··· INPUT MATERIAL

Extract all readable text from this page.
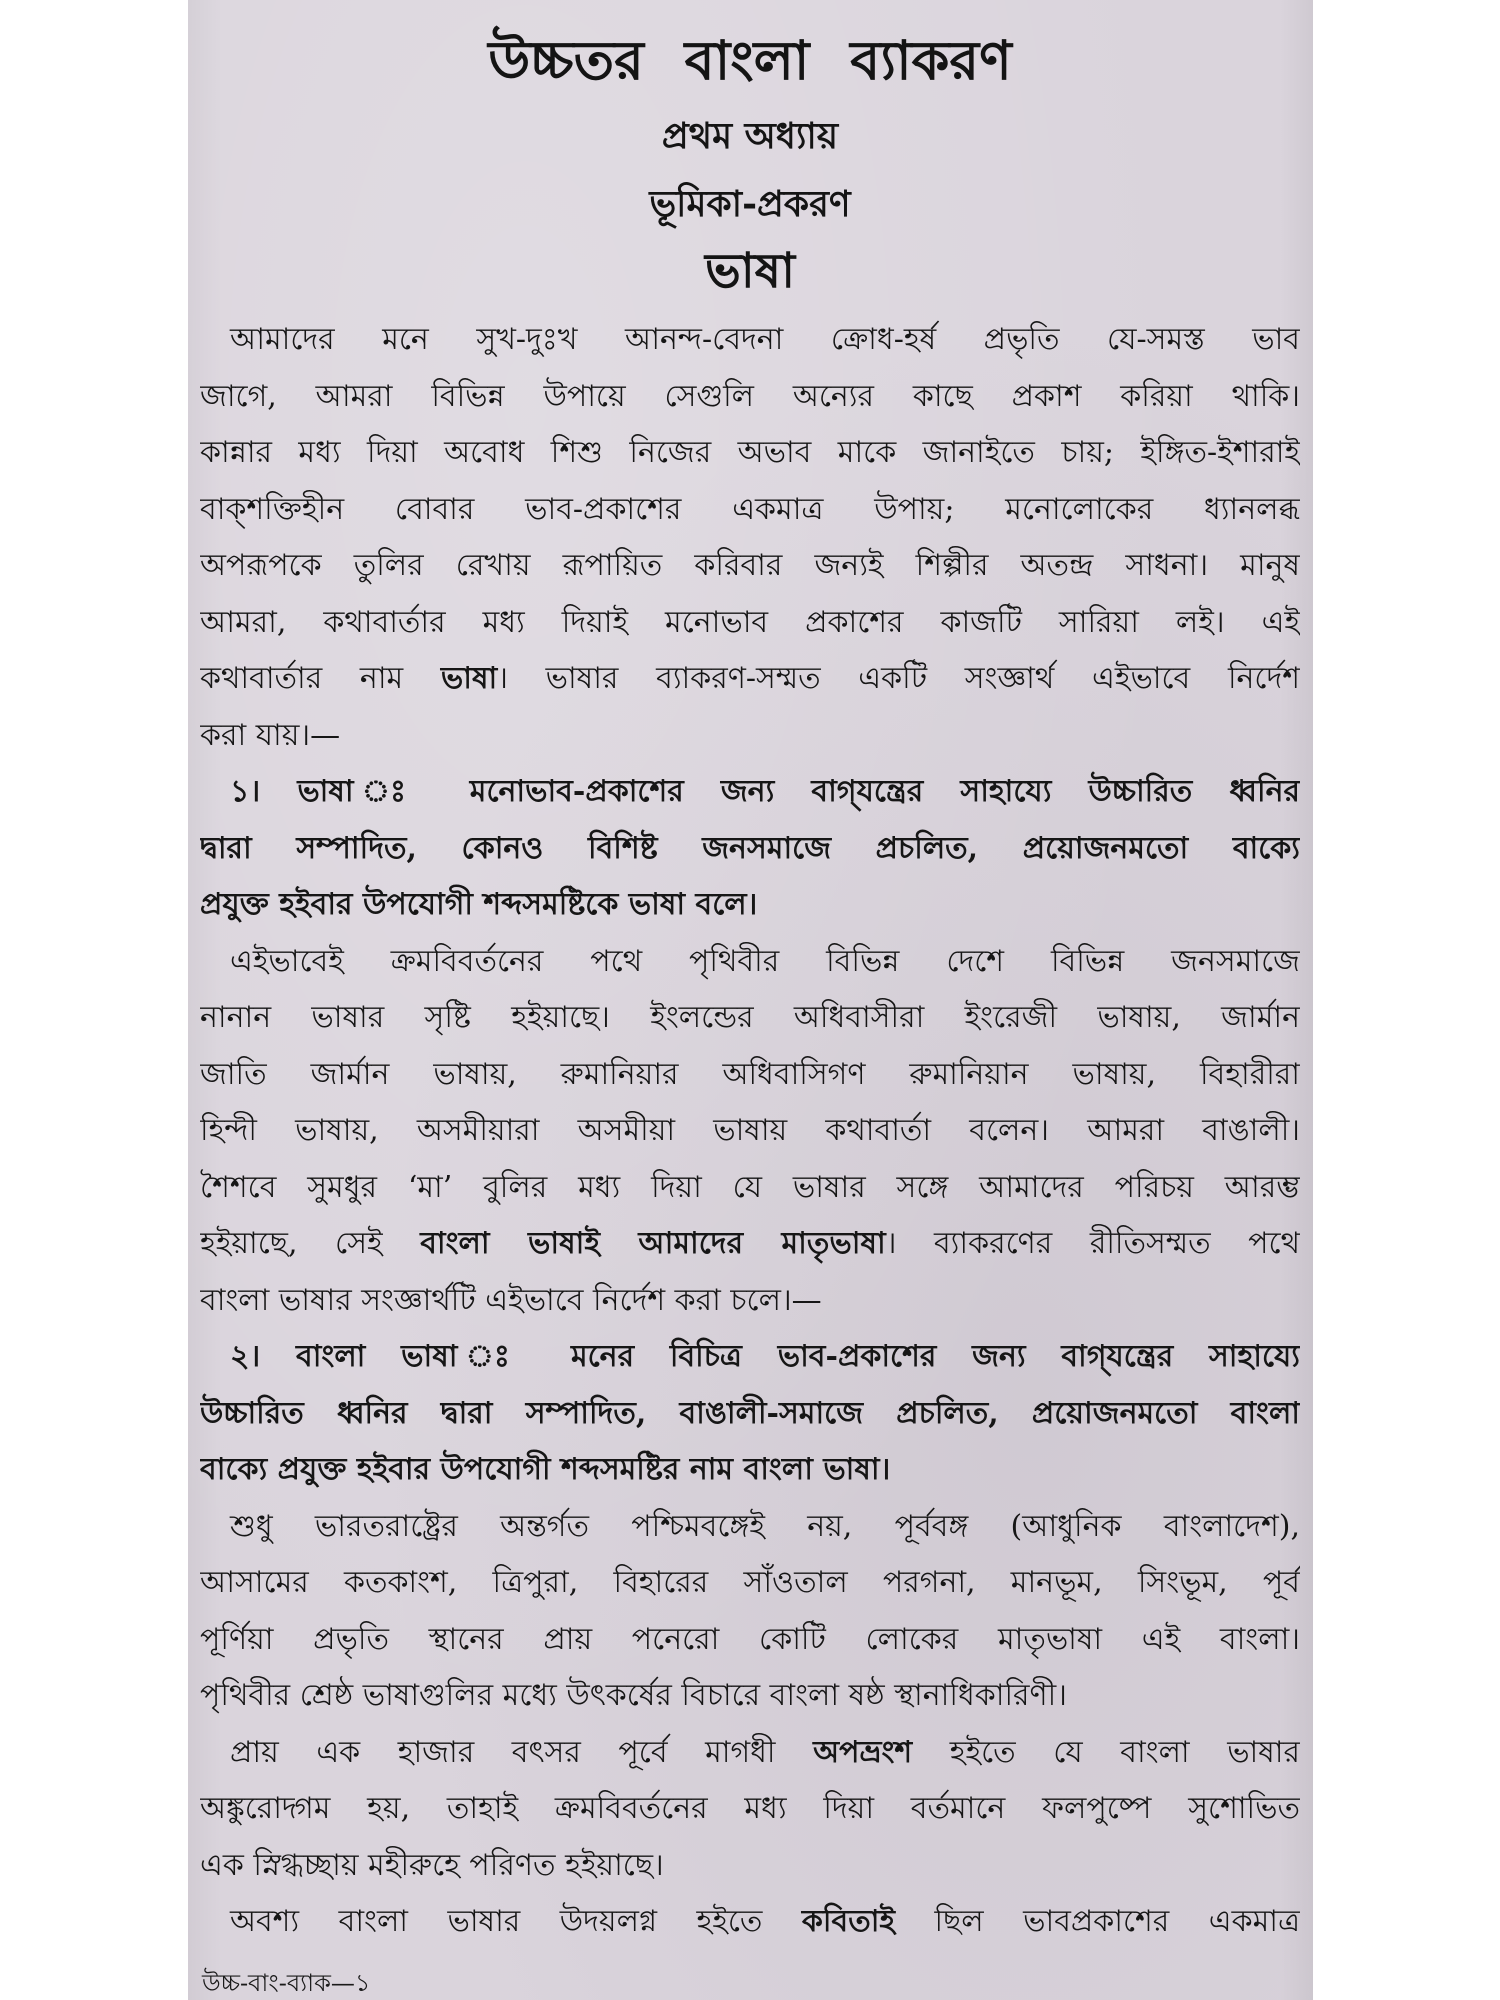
উচ্চতর বাংলা ব্যাকরণ
প্রথম অধ্যায়
ভূমিকা-প্রকরণ
ভাষা
আমাদের মনে সুখ-দুঃখ আনন্দ-বেদনা ক্রোধ-হর্ষ প্রভৃতি যে-সমস্ত ভাব
জাগে, আমরা বিভিন্ন উপায়ে সেগুলি অন্যের কাছে প্রকাশ করিয়া থাকি।
কান্নার মধ্য দিয়া অবোধ শিশু নিজের অভাব মাকে জানাইতে চায়; ইঙ্গিত-ইশারাই
বাক্‌শক্তিহীন বোবার ভাব-প্রকাশের একমাত্র উপায়; মনোলোকের ধ্যানলব্ধ
অপরূপকে তুলির রেখায় রূপায়িত করিবার জন্যই শিল্পীর অতন্দ্র সাধনা। মানুষ
আমরা, কথাবার্তার মধ্য দিয়াই মনোভাব প্রকাশের কাজটি সারিয়া লই। এই
কথাবার্তার নাম ভাষা। ভাষার ব্যাকরণ-সম্মত একটি সংজ্ঞার্থ এইভাবে নির্দেশ
করা যায়।—
১। ভাষা ঃ মনোভাব-প্রকাশের জন্য বাগ্‌যন্ত্রের সাহায্যে উচ্চারিত ধ্বনির
দ্বারা সম্পাদিত, কোনও বিশিষ্ট জনসমাজে প্রচলিত, প্রয়োজনমতো বাক্যে
প্রযুক্ত হইবার উপযোগী শব্দসমষ্টিকে ভাষা বলে।
এইভাবেই ক্রমবিবর্তনের পথে পৃথিবীর বিভিন্ন দেশে বিভিন্ন জনসমাজে
নানান ভাষার সৃষ্টি হইয়াছে। ইংলন্ডের অধিবাসীরা ইংরেজী ভাষায়, জার্মান
জাতি জার্মান ভাষায়, রুমানিয়ার অধিবাসিগণ রুমানিয়ান ভাষায়, বিহারীরা
হিন্দী ভাষায়, অসমীয়ারা অসমীয়া ভাষায় কথাবার্তা বলেন। আমরা বাঙালী।
শৈশবে সুমধুর ‘মা’ বুলির মধ্য দিয়া যে ভাষার সঙ্গে আমাদের পরিচয় আরম্ভ
হইয়াছে, সেই বাংলা ভাষাই আমাদের মাতৃভাষা। ব্যাকরণের রীতিসম্মত পথে
বাংলা ভাষার সংজ্ঞার্থটি এইভাবে নির্দেশ করা চলে।—
২। বাংলা ভাষা ঃ মনের বিচিত্র ভাব-প্রকাশের জন্য বাগ্‌যন্ত্রের সাহায্যে
উচ্চারিত ধ্বনির দ্বারা সম্পাদিত, বাঙালী-সমাজে প্রচলিত, প্রয়োজনমতো বাংলা
বাক্যে প্রযুক্ত হইবার উপযোগী শব্দসমষ্টির নাম বাংলা ভাষা।
শুধু ভারতরাষ্ট্রের অন্তর্গত পশ্চিমবঙ্গেই নয়, পূর্ববঙ্গ (আধুনিক বাংলাদেশ),
আসামের কতকাংশ, ত্রিপুরা, বিহারের সাঁওতাল পরগনা, মানভূম, সিংভূম, পূর্ব
পূর্ণিয়া প্রভৃতি স্থানের প্রায় পনেরো কোটি লোকের মাতৃভাষা এই বাংলা।
পৃথিবীর শ্রেষ্ঠ ভাষাগুলির মধ্যে উৎকর্ষের বিচারে বাংলা ষষ্ঠ স্থানাধিকারিণী।
প্রায় এক হাজার বৎসর পূর্বে মাগধী অপভ্রংশ হইতে যে বাংলা ভাষার
অঙ্কুরোদ্গম হয়, তাহাই ক্রমবিবর্তনের মধ্য দিয়া বর্তমানে ফলপুষ্পে সুশোভিত
এক স্নিগ্ধচ্ছায় মহীরুহে পরিণত হইয়াছে।
অবশ্য বাংলা ভাষার উদয়লগ্ন হইতে কবিতাই ছিল ভাবপ্রকাশের একমাত্র
উচ্চ-বাং-ব্যাক—১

······

**WORK TO COMPLETE**: Give back all entries exactly. No pictures belong in the copy.

**RESPONSE TO THIS TASK**:
Extract all readable text from this page.
উচ্চতর বাংলা ব্যাকরণ
প্রথম অধ্যায়
ভূমিকা-প্রকরণ
ভাষা
আমাদের মনে সুখ-দুঃখ আনন্দ-বেদনা ক্রোধ-হর্ষ প্রভৃতি যে-সমস্ত ভাব
জাগে, আমরা বিভিন্ন উপায়ে সেগুলি অন্যের কাছে প্রকাশ করিয়া থাকি।
কান্নার মধ্য দিয়া অবোধ শিশু নিজের অভাব মাকে জানাইতে চায়; ইঙ্গিত-ইশারাই
বাক্‌শক্তিহীন বোবার ভাব-প্রকাশের একমাত্র উপায়; মনোলোকের ধ্যানলব্ধ
অপরূপকে তুলির রেখায় রূপায়িত করিবার জন্যই শিল্পীর অতন্দ্র সাধনা। মানুষ
আমরা, কথাবার্তার মধ্য দিয়াই মনোভাব প্রকাশের কাজটি সারিয়া লই। এই
কথাবার্তার নাম ভাষা। ভাষার ব্যাকরণ-সম্মত একটি সংজ্ঞার্থ এইভাবে নির্দেশ
করা যায়।—
১। ভাষা ঃ মনোভাব-প্রকাশের জন্য বাগ্‌যন্ত্রের সাহায্যে উচ্চারিত ধ্বনির
দ্বারা সম্পাদিত, কোনও বিশিষ্ট জনসমাজে প্রচলিত, প্রয়োজনমতো বাক্যে
প্রযুক্ত হইবার উপযোগী শব্দসমষ্টিকে ভাষা বলে।
এইভাবেই ক্রমবিবর্তনের পথে পৃথিবীর বিভিন্ন দেশে বিভিন্ন জনসমাজে
নানান ভাষার সৃষ্টি হইয়াছে। ইংলন্ডের অধিবাসীরা ইংরেজী ভাষায়, জার্মান
জাতি জার্মান ভাষায়, রুমানিয়ার অধিবাসিগণ রুমানিয়ান ভাষায়, বিহারীরা
হিন্দী ভাষায়, অসমীয়ারা অসমীয়া ভাষায় কথাবার্তা বলেন। আমরা বাঙালী।
শৈশবে সুমধুর ‘মা’ বুলির মধ্য দিয়া যে ভাষার সঙ্গে আমাদের পরিচয় আরম্ভ
হইয়াছে, সেই বাংলা ভাষাই আমাদের মাতৃভাষা। ব্যাকরণের রীতিসম্মত পথে
বাংলা ভাষার সংজ্ঞার্থটি এইভাবে নির্দেশ করা চলে।—
২। বাংলা ভাষা ঃ মনের বিচিত্র ভাব-প্রকাশের জন্য বাগ্‌যন্ত্রের সাহায্যে
উচ্চারিত ধ্বনির দ্বারা সম্পাদিত, বাঙালী-সমাজে প্রচলিত, প্রয়োজনমতো বাংলা
বাক্যে প্রযুক্ত হইবার উপযোগী শব্দসমষ্টির নাম বাংলা ভাষা।
শুধু ভারতরাষ্ট্রের অন্তর্গত পশ্চিমবঙ্গেই নয়, পূর্ববঙ্গ (আধুনিক বাংলাদেশ),
আসামের কতকাংশ, ত্রিপুরা, বিহারের সাঁওতাল পরগনা, মানভূম, সিংভূম, পূর্ব
পূর্ণিয়া প্রভৃতি স্থানের প্রায় পনেরো কোটি লোকের মাতৃভাষা এই বাংলা।
পৃথিবীর শ্রেষ্ঠ ভাষাগুলির মধ্যে উৎকর্ষের বিচারে বাংলা ষষ্ঠ স্থানাধিকারিণী।
প্রায় এক হাজার বৎসর পূর্বে মাগধী অপভ্রংশ হইতে যে বাংলা ভাষার
অঙ্কুরোদ্গম হয়, তাহাই ক্রমবিবর্তনের মধ্য দিয়া বর্তমানে ফলপুষ্পে সুশোভিত
এক স্নিগ্ধচ্ছায় মহীরুহে পরিণত হইয়াছে।
অবশ্য বাংলা ভাষার উদয়লগ্ন হইতে কবিতাই ছিল ভাবপ্রকাশের একমাত্র
উচ্চ-বাং-ব্যাক—১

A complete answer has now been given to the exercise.